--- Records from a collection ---
•••
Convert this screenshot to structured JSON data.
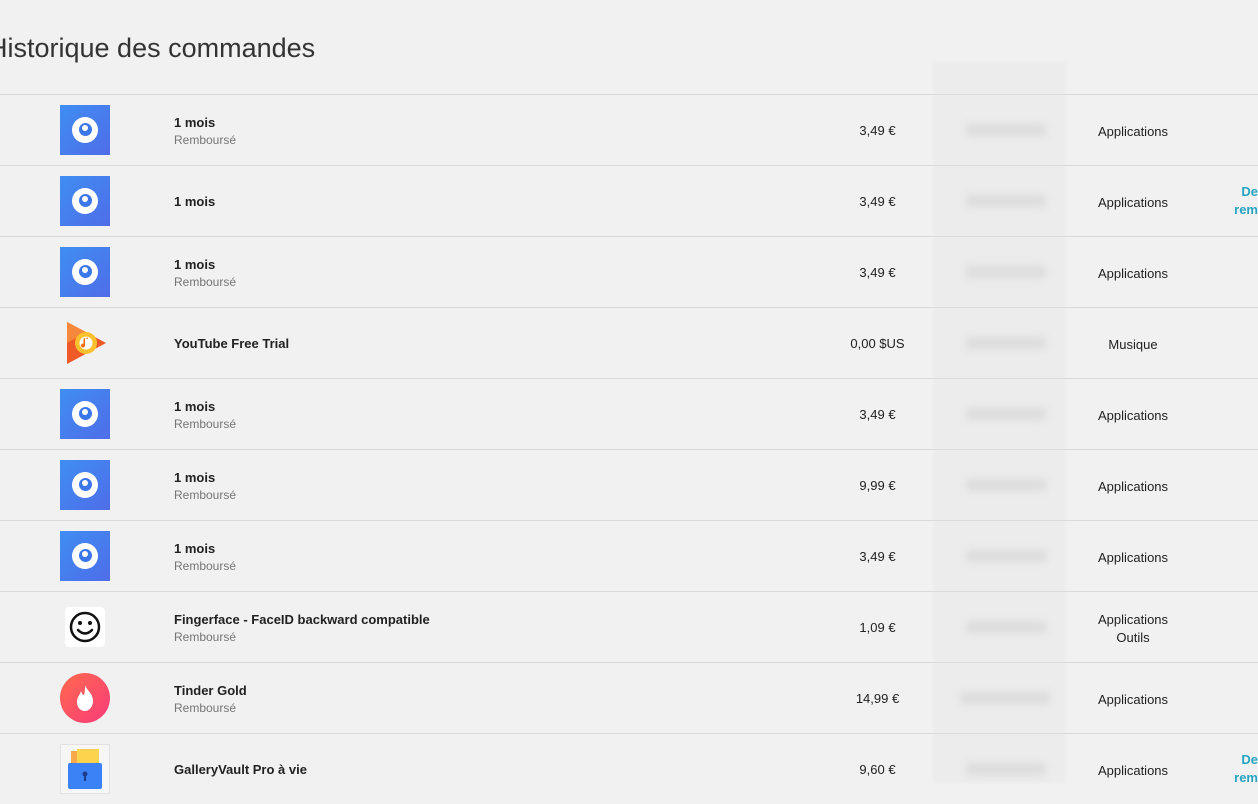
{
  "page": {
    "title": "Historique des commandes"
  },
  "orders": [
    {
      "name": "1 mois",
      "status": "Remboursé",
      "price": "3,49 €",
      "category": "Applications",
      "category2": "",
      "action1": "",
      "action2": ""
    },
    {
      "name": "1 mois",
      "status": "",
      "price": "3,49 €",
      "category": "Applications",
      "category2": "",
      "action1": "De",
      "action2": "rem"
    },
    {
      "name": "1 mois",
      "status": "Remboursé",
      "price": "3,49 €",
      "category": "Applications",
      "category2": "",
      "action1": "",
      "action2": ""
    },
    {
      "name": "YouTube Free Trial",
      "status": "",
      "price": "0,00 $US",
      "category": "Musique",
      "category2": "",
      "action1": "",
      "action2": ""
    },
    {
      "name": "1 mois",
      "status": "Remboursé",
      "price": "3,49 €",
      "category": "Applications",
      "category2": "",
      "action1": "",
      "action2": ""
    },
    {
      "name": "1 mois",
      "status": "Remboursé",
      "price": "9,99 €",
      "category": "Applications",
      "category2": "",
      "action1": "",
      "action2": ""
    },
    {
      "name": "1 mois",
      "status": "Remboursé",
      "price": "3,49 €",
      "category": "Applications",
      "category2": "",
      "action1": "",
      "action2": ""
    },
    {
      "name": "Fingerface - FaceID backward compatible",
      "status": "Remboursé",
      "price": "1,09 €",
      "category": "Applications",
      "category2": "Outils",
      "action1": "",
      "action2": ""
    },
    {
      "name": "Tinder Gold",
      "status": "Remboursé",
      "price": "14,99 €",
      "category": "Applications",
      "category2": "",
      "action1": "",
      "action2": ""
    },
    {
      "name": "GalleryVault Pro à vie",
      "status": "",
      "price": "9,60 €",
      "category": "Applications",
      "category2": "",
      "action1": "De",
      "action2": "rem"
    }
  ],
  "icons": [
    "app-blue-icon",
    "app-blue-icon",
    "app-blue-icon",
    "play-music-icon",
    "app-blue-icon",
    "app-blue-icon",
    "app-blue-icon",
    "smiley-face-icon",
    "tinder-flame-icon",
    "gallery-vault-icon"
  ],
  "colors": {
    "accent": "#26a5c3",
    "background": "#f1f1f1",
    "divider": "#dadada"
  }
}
•••
--- Written problem ---
Write out every line above exactly as it is, leaving out the pictures.

--- Complete answer ---
Convert this screenshot to structured JSON data.
{
  "page": {
    "title": "Historique des commandes"
  },
  "orders": [
    {
      "name": "1 mois",
      "status": "Remboursé",
      "price": "3,49 €",
      "category": "Applications",
      "category2": "",
      "action1": "",
      "action2": ""
    },
    {
      "name": "1 mois",
      "status": "",
      "price": "3,49 €",
      "category": "Applications",
      "category2": "",
      "action1": "De",
      "action2": "rem"
    },
    {
      "name": "1 mois",
      "status": "Remboursé",
      "price": "3,49 €",
      "category": "Applications",
      "category2": "",
      "action1": "",
      "action2": ""
    },
    {
      "name": "YouTube Free Trial",
      "status": "",
      "price": "0,00 $US",
      "category": "Musique",
      "category2": "",
      "action1": "",
      "action2": ""
    },
    {
      "name": "1 mois",
      "status": "Remboursé",
      "price": "3,49 €",
      "category": "Applications",
      "category2": "",
      "action1": "",
      "action2": ""
    },
    {
      "name": "1 mois",
      "status": "Remboursé",
      "price": "9,99 €",
      "category": "Applications",
      "category2": "",
      "action1": "",
      "action2": ""
    },
    {
      "name": "1 mois",
      "status": "Remboursé",
      "price": "3,49 €",
      "category": "Applications",
      "category2": "",
      "action1": "",
      "action2": ""
    },
    {
      "name": "Fingerface - FaceID backward compatible",
      "status": "Remboursé",
      "price": "1,09 €",
      "category": "Applications",
      "category2": "Outils",
      "action1": "",
      "action2": ""
    },
    {
      "name": "Tinder Gold",
      "status": "Remboursé",
      "price": "14,99 €",
      "category": "Applications",
      "category2": "",
      "action1": "",
      "action2": ""
    },
    {
      "name": "GalleryVault Pro à vie",
      "status": "",
      "price": "9,60 €",
      "category": "Applications",
      "category2": "",
      "action1": "De",
      "action2": "rem"
    }
  ],
  "icons": [
    "app-blue-icon",
    "app-blue-icon",
    "app-blue-icon",
    "play-music-icon",
    "app-blue-icon",
    "app-blue-icon",
    "app-blue-icon",
    "smiley-face-icon",
    "tinder-flame-icon",
    "gallery-vault-icon"
  ],
  "colors": {
    "accent": "#26a5c3",
    "background": "#f1f1f1",
    "divider": "#dadada"
  }
}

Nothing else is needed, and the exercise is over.